-- begin --

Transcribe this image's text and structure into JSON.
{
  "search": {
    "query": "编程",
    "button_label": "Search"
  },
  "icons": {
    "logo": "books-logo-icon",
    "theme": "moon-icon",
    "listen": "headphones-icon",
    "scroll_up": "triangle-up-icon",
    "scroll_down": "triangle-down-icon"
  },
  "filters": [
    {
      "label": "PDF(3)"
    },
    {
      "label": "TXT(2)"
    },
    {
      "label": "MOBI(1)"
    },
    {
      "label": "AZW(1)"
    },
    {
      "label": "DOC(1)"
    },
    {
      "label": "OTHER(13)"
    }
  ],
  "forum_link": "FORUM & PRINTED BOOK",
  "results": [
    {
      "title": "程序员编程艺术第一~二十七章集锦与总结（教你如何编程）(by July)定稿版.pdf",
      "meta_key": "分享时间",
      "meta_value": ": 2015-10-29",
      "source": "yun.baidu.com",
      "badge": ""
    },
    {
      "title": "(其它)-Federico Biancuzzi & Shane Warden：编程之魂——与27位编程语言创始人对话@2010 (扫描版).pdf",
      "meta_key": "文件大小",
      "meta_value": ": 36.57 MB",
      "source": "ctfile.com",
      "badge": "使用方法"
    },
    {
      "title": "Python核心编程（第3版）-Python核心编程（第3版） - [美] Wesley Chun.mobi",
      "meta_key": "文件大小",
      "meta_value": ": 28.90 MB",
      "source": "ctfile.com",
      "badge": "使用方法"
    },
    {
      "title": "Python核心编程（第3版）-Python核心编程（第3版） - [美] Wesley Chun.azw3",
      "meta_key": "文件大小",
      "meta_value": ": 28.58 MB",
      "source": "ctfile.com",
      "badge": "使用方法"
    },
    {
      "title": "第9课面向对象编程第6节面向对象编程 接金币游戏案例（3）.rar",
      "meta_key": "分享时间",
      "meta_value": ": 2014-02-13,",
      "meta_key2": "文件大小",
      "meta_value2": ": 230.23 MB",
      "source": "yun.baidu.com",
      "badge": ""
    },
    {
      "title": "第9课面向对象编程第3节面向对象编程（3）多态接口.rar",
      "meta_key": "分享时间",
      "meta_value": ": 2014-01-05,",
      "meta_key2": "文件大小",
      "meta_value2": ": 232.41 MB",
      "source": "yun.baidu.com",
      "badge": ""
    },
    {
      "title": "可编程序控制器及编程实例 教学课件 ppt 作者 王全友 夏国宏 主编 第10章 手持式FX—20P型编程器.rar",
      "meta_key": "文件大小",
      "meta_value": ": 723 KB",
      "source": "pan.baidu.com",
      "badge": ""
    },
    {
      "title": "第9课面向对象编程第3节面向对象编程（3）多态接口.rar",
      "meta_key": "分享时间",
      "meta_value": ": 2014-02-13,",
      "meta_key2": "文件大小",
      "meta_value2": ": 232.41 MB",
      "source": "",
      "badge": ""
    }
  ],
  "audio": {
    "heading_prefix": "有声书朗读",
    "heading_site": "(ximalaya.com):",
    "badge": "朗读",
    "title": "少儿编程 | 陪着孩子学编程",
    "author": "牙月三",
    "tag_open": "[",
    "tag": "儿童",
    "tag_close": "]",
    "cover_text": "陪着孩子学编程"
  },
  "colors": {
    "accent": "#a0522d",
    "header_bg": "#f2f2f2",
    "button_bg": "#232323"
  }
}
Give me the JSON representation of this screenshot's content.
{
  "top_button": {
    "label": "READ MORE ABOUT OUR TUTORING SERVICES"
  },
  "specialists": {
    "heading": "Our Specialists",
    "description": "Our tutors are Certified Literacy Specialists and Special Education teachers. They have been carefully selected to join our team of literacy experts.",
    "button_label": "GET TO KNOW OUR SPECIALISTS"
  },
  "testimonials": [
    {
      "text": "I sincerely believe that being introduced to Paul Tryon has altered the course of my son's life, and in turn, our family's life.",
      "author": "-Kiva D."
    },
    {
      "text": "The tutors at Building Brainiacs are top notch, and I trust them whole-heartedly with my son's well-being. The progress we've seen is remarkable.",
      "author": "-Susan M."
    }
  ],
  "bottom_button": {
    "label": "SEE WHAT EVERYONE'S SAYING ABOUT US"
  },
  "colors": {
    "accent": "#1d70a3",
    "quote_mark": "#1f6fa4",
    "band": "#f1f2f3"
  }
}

-- end --

**Task goal**
Consider the entries above and return each line with the string "Wesley".

**Problem solution**
      "title": "Python核心编程（第3版）-Python核心编程（第3版） - [美] Wesley Chun.mobi",
      "title": "Python核心编程（第3版）-Python核心编程（第3版） - [美] Wesley Chun.azw3",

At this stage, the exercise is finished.